A run of records:
* Start *
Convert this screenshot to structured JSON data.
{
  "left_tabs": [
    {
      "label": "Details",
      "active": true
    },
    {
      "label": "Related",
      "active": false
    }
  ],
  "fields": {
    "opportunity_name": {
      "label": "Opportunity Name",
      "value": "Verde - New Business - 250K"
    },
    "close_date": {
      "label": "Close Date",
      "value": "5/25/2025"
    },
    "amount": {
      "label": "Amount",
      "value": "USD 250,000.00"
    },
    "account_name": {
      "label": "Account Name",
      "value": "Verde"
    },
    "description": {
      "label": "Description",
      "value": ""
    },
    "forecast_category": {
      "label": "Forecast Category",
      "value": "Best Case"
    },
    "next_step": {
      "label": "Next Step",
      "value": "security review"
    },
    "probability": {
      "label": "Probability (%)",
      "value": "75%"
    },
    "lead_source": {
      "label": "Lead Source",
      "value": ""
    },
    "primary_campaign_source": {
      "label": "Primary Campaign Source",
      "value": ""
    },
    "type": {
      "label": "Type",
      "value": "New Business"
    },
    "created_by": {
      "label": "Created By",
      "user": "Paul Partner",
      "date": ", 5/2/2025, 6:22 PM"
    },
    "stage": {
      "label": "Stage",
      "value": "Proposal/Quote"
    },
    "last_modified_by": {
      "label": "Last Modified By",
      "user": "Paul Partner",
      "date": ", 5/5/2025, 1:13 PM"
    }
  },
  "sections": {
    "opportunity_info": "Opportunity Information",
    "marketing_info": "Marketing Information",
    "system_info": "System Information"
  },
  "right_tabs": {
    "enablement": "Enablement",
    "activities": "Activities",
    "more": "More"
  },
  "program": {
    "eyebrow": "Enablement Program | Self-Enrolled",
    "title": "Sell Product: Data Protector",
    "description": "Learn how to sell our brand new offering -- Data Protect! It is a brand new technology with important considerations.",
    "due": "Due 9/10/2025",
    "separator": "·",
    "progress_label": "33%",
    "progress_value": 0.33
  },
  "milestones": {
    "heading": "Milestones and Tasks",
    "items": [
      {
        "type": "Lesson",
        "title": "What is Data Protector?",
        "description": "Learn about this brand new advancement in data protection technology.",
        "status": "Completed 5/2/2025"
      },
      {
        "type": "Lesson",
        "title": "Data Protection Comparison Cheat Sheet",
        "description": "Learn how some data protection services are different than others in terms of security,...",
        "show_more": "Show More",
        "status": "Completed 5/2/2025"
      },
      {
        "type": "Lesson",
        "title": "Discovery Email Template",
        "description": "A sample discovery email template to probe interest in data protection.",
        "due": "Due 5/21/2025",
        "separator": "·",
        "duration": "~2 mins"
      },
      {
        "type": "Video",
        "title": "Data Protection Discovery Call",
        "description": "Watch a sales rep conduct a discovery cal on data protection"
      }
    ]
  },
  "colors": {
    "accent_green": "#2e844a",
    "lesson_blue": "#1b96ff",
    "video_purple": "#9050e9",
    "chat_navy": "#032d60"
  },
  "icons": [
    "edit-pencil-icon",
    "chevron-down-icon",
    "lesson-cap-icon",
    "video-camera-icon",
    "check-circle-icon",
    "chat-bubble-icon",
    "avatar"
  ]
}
* End *
* Start *
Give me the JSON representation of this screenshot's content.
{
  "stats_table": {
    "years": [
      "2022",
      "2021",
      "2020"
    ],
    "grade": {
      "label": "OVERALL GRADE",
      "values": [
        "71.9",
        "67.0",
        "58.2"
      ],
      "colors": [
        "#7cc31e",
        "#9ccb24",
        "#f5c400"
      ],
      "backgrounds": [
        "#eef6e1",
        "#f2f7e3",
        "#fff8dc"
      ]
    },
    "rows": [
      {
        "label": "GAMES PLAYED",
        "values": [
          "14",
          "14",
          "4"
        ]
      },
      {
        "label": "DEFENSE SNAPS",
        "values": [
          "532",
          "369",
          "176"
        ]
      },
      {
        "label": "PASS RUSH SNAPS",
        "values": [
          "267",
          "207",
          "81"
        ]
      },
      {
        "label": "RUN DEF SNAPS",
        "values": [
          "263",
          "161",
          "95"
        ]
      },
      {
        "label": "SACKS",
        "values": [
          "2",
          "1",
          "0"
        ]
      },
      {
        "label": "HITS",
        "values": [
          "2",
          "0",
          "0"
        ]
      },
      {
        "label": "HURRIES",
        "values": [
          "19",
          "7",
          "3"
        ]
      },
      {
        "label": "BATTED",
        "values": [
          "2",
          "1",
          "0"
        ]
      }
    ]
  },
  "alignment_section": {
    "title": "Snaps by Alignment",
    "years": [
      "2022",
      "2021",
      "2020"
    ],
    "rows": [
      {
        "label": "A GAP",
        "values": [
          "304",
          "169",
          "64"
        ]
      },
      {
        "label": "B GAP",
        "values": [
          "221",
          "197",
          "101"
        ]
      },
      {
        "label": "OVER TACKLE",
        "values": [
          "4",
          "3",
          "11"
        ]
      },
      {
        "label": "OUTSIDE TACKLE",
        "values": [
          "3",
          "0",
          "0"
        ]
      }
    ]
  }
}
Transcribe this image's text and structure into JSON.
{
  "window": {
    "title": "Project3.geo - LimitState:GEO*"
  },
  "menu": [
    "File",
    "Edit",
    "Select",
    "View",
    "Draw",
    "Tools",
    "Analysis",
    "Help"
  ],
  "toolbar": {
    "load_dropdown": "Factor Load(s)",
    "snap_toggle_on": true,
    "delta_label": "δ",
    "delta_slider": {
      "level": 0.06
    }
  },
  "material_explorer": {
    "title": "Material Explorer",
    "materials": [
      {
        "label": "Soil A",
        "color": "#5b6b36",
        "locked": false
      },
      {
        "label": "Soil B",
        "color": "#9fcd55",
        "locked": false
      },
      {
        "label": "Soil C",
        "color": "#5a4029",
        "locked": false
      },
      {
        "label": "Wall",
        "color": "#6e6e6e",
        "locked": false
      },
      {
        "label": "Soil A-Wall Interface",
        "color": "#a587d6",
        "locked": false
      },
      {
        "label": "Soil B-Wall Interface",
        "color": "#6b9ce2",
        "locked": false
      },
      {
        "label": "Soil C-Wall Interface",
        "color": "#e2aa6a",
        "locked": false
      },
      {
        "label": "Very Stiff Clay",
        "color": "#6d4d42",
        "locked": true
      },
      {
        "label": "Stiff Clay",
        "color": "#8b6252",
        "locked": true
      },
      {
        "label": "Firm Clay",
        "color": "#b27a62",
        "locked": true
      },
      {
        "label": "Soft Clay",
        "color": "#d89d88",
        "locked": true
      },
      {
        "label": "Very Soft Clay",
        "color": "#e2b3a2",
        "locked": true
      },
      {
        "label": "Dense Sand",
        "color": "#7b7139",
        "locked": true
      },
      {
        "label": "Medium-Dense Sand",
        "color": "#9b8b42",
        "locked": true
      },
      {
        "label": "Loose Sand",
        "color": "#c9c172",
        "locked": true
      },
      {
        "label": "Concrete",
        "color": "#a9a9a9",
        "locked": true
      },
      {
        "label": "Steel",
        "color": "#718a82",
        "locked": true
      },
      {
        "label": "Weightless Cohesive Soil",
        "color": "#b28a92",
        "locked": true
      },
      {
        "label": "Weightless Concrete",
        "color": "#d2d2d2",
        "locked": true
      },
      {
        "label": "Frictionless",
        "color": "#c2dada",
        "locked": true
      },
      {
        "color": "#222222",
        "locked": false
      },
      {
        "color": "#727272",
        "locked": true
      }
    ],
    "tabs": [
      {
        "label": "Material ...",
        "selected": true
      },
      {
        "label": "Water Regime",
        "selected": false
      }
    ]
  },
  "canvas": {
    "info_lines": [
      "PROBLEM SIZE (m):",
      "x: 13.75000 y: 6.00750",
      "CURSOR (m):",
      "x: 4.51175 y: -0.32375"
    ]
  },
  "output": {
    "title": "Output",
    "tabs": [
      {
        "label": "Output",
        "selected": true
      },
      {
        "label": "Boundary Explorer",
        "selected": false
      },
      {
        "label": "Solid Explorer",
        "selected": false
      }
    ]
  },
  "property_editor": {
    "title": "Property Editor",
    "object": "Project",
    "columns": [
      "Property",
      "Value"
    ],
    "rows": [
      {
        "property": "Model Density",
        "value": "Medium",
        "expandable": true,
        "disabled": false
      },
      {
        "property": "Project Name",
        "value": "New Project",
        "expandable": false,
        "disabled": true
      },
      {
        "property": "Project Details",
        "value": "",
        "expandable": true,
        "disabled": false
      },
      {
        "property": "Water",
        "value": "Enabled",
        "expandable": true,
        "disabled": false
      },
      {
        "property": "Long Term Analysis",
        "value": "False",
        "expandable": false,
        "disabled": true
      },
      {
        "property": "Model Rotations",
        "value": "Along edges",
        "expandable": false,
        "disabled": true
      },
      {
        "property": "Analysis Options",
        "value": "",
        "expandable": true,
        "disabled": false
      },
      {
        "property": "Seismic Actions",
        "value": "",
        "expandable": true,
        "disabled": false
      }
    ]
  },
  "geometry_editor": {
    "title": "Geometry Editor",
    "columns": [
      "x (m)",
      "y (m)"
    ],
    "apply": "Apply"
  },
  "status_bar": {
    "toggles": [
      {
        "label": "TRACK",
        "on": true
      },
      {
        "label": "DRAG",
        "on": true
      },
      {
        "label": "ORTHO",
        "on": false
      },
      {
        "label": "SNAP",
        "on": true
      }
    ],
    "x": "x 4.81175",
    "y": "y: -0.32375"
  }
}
* End *
* Start *
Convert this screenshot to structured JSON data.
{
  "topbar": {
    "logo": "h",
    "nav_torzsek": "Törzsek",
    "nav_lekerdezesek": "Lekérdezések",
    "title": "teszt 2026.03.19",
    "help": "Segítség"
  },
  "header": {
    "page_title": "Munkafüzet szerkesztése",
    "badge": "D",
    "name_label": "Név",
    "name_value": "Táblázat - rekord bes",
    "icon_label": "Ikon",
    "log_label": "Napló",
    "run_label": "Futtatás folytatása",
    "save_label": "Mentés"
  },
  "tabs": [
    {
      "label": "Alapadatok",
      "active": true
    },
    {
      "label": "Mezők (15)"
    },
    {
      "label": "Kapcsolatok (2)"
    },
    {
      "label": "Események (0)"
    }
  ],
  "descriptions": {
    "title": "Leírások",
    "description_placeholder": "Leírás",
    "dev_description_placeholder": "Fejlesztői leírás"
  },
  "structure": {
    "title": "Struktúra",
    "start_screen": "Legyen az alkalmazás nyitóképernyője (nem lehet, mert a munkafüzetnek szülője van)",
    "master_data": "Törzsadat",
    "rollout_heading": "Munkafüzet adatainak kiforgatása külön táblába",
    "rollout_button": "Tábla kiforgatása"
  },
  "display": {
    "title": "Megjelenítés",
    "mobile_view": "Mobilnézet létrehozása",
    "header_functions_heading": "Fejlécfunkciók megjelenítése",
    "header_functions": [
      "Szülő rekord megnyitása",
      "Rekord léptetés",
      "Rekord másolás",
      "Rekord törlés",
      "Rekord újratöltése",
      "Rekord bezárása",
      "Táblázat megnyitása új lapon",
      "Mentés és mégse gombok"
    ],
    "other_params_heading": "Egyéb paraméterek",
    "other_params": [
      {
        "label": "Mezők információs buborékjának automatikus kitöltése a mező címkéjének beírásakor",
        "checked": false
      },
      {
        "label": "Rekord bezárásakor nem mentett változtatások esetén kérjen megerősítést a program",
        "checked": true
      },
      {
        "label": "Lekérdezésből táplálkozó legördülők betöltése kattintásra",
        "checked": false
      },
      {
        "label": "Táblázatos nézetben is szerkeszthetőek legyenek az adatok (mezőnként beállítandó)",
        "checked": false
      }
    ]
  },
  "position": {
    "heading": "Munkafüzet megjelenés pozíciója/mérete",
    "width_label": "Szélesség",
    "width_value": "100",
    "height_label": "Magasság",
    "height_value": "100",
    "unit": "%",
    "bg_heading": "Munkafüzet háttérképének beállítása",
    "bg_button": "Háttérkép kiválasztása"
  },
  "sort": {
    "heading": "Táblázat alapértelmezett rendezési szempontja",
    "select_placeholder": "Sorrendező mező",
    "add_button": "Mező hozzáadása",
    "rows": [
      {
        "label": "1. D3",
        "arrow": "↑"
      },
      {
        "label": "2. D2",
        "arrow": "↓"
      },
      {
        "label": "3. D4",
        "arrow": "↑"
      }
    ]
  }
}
* End *
• Problem statement: Gather up, from the records above, each line where the word "Analysis" appears.

• Written response:
    "Analysis",
        "property": "Long Term Analysis",
        "property": "Analysis Options",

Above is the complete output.